(Entries from a dataset)
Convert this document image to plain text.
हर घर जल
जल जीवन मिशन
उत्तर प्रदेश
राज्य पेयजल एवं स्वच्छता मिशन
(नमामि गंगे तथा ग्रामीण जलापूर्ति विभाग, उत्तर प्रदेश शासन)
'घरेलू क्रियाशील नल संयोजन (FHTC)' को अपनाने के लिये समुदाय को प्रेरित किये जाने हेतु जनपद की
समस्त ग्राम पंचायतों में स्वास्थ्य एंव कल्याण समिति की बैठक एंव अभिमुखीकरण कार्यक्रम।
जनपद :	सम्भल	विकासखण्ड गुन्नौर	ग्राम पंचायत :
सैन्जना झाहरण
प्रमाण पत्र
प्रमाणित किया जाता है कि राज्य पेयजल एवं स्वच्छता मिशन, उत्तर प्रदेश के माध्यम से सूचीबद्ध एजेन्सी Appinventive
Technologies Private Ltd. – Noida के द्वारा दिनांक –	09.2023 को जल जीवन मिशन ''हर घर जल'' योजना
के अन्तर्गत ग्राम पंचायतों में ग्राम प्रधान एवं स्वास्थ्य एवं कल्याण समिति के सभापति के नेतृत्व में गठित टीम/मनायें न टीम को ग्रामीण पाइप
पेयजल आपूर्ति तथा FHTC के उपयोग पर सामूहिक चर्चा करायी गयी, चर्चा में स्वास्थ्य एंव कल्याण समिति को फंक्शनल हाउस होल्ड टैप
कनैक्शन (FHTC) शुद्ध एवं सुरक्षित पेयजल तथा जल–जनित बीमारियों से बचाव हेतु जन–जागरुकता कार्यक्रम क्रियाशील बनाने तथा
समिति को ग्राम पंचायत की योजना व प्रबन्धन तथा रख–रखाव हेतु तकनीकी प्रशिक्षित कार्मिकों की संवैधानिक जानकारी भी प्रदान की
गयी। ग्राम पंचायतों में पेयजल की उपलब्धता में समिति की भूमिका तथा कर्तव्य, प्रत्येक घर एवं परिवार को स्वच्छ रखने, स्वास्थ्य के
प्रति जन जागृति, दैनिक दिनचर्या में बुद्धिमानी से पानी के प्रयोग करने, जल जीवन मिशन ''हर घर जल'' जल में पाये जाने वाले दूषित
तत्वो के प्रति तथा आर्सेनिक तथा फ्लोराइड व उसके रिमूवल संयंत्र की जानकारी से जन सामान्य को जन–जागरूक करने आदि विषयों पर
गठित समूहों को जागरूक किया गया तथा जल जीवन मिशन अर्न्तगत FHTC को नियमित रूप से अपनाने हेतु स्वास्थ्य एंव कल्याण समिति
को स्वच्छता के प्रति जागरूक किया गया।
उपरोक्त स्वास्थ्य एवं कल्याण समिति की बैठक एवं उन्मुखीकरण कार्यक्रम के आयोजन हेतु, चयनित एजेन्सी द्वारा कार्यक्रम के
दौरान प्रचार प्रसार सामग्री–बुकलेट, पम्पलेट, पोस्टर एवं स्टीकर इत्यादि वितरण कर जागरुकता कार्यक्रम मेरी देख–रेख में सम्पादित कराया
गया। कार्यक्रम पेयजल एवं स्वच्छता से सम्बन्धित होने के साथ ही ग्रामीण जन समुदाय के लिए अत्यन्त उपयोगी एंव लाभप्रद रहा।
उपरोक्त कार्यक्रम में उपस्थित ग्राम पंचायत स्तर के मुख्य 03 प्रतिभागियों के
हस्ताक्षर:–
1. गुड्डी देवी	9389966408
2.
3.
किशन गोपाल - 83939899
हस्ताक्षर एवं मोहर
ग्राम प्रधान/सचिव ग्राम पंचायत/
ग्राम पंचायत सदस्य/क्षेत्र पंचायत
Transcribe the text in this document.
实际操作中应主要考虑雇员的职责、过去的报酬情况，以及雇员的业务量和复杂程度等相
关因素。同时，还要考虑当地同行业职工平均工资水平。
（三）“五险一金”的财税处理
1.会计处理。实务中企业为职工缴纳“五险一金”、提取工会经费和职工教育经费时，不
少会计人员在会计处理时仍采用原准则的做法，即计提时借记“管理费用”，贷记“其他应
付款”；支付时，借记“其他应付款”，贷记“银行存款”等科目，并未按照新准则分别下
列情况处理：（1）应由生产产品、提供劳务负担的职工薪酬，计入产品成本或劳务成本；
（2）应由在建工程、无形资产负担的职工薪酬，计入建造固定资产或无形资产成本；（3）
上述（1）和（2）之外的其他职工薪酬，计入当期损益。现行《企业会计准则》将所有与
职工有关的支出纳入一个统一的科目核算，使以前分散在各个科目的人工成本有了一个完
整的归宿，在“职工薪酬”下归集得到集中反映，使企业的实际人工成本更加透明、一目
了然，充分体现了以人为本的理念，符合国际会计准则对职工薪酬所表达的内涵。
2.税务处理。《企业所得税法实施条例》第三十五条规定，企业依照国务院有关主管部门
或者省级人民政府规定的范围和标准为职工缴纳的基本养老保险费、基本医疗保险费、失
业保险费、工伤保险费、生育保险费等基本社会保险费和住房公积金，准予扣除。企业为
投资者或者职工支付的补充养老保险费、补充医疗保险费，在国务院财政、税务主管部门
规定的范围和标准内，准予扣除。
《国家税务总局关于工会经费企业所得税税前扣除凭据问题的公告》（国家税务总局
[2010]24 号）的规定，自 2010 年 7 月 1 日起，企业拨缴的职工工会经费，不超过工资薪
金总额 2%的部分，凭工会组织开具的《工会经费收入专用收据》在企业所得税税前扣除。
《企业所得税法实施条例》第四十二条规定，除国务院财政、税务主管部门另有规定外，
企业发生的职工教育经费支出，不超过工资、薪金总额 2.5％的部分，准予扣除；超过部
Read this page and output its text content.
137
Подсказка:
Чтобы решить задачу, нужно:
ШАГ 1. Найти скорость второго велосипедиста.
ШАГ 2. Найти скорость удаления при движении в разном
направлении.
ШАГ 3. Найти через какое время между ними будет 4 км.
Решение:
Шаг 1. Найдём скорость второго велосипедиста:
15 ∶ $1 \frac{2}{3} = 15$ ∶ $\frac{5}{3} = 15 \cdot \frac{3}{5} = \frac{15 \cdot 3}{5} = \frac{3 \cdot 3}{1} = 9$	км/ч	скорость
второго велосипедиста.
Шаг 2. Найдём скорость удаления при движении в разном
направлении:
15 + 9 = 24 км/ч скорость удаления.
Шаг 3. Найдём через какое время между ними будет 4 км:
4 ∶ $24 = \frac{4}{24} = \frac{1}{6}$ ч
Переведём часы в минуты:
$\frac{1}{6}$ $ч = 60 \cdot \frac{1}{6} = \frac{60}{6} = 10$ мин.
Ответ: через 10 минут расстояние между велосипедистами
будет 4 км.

— What is asked —
Write the material out exactly, with nothing left out.

— Result —
Convert this document image to plain text.
हर घर जल
जल जीवन मिशन
उत्तर प्रदेश
राज्य पेयजल एवं स्वच्छता मिशन
(नमामि गंगे तथा ग्रामीण जलापूर्ति विभाग, उत्तर प्रदेश शासन)
'घरेलू क्रियाशील नल संयोजन (FHTC)' को अपनाने के लिये समुदाय को प्रेरित किये जाने हेतु जनपद की
समस्त ग्राम पंचायतों में स्वास्थ्य एंव कल्याण समिति की बैठक एंव अभिमुखीकरण कार्यक्रम।
जनपद :	सम्भल	विकासखण्ड गुन्नौर	ग्राम पंचायत :
सैन्जना झाहरण
प्रमाण पत्र
प्रमाणित किया जाता है कि राज्य पेयजल एवं स्वच्छता मिशन, उत्तर प्रदेश के माध्यम से सूचीबद्ध एजेन्सी Appinventive
Technologies Private Ltd. – Noida के द्वारा दिनांक –	09.2023 को जल जीवन मिशन ''हर घर जल'' योजना
के अन्तर्गत ग्राम पंचायतों में ग्राम प्रधान एवं स्वास्थ्य एवं कल्याण समिति के सभापति के नेतृत्व में गठित टीम/मनायें न टीम को ग्रामीण पाइप
पेयजल आपूर्ति तथा FHTC के उपयोग पर सामूहिक चर्चा करायी गयी, चर्चा में स्वास्थ्य एंव कल्याण समिति को फंक्शनल हाउस होल्ड टैप
कनैक्शन (FHTC) शुद्ध एवं सुरक्षित पेयजल तथा जल–जनित बीमारियों से बचाव हेतु जन–जागरुकता कार्यक्रम क्रियाशील बनाने तथा
समिति को ग्राम पंचायत की योजना व प्रबन्धन तथा रख–रखाव हेतु तकनीकी प्रशिक्षित कार्मिकों की संवैधानिक जानकारी भी प्रदान की
गयी। ग्राम पंचायतों में पेयजल की उपलब्धता में समिति की भूमिका तथा कर्तव्य, प्रत्येक घर एवं परिवार को स्वच्छ रखने, स्वास्थ्य के
प्रति जन जागृति, दैनिक दिनचर्या में बुद्धिमानी से पानी के प्रयोग करने, जल जीवन मिशन ''हर घर जल'' जल में पाये जाने वाले दूषित
तत्वो के प्रति तथा आर्सेनिक तथा फ्लोराइड व उसके रिमूवल संयंत्र की जानकारी से जन सामान्य को जन–जागरूक करने आदि विषयों पर
गठित समूहों को जागरूक किया गया तथा जल जीवन मिशन अर्न्तगत FHTC को नियमित रूप से अपनाने हेतु स्वास्थ्य एंव कल्याण समिति
को स्वच्छता के प्रति जागरूक किया गया।
उपरोक्त स्वास्थ्य एवं कल्याण समिति की बैठक एवं उन्मुखीकरण कार्यक्रम के आयोजन हेतु, चयनित एजेन्सी द्वारा कार्यक्रम के
दौरान प्रचार प्रसार सामग्री–बुकलेट, पम्पलेट, पोस्टर एवं स्टीकर इत्यादि वितरण कर जागरुकता कार्यक्रम मेरी देख–रेख में सम्पादित कराया
गया। कार्यक्रम पेयजल एवं स्वच्छता से सम्बन्धित होने के साथ ही ग्रामीण जन समुदाय के लिए अत्यन्त उपयोगी एंव लाभप्रद रहा।
उपरोक्त कार्यक्रम में उपस्थित ग्राम पंचायत स्तर के मुख्य 03 प्रतिभागियों के
हस्ताक्षर:–
1. गुड्डी देवी	9389966408
2.
3.
किशन गोपाल - 83939899
हस्ताक्षर एवं मोहर
ग्राम प्रधान/सचिव ग्राम पंचायत/
ग्राम पंचायत सदस्य/क्षेत्र पंचायत
Transcribe the text in this document.
实际操作中应主要考虑雇员的职责、过去的报酬情况，以及雇员的业务量和复杂程度等相
关因素。同时，还要考虑当地同行业职工平均工资水平。
（三）“五险一金”的财税处理
1.会计处理。实务中企业为职工缴纳“五险一金”、提取工会经费和职工教育经费时，不
少会计人员在会计处理时仍采用原准则的做法，即计提时借记“管理费用”，贷记“其他应
付款”；支付时，借记“其他应付款”，贷记“银行存款”等科目，并未按照新准则分别下
列情况处理：（1）应由生产产品、提供劳务负担的职工薪酬，计入产品成本或劳务成本；
（2）应由在建工程、无形资产负担的职工薪酬，计入建造固定资产或无形资产成本；（3）
上述（1）和（2）之外的其他职工薪酬，计入当期损益。现行《企业会计准则》将所有与
职工有关的支出纳入一个统一的科目核算，使以前分散在各个科目的人工成本有了一个完
整的归宿，在“职工薪酬”下归集得到集中反映，使企业的实际人工成本更加透明、一目
了然，充分体现了以人为本的理念，符合国际会计准则对职工薪酬所表达的内涵。
2.税务处理。《企业所得税法实施条例》第三十五条规定，企业依照国务院有关主管部门
或者省级人民政府规定的范围和标准为职工缴纳的基本养老保险费、基本医疗保险费、失
业保险费、工伤保险费、生育保险费等基本社会保险费和住房公积金，准予扣除。企业为
投资者或者职工支付的补充养老保险费、补充医疗保险费，在国务院财政、税务主管部门
规定的范围和标准内，准予扣除。
《国家税务总局关于工会经费企业所得税税前扣除凭据问题的公告》（国家税务总局
[2010]24 号）的规定，自 2010 年 7 月 1 日起，企业拨缴的职工工会经费，不超过工资薪
金总额 2%的部分，凭工会组织开具的《工会经费收入专用收据》在企业所得税税前扣除。
《企业所得税法实施条例》第四十二条规定，除国务院财政、税务主管部门另有规定外，
企业发生的职工教育经费支出，不超过工资、薪金总额 2.5％的部分，准予扣除；超过部
Read this page and output its text content.
137
Подсказка:
Чтобы решить задачу, нужно:
ШАГ 1. Найти скорость второго велосипедиста.
ШАГ 2. Найти скорость удаления при движении в разном
направлении.
ШАГ 3. Найти через какое время между ними будет 4 км.
Решение:
Шаг 1. Найдём скорость второго велосипедиста:
15 ∶ $1 \frac{2}{3} = 15$ ∶ $\frac{5}{3} = 15 \cdot \frac{3}{5} = \frac{15 \cdot 3}{5} = \frac{3 \cdot 3}{1} = 9$	км/ч	скорость
второго велосипедиста.
Шаг 2. Найдём скорость удаления при движении в разном
направлении:
15 + 9 = 24 км/ч скорость удаления.
Шаг 3. Найдём через какое время между ними будет 4 км:
4 ∶ $24 = \frac{4}{24} = \frac{1}{6}$ ч
Переведём часы в минуты:
$\frac{1}{6}$ $ч = 60 \cdot \frac{1}{6} = \frac{60}{6} = 10$ мин.
Ответ: через 10 минут расстояние между велосипедистами
будет 4 км.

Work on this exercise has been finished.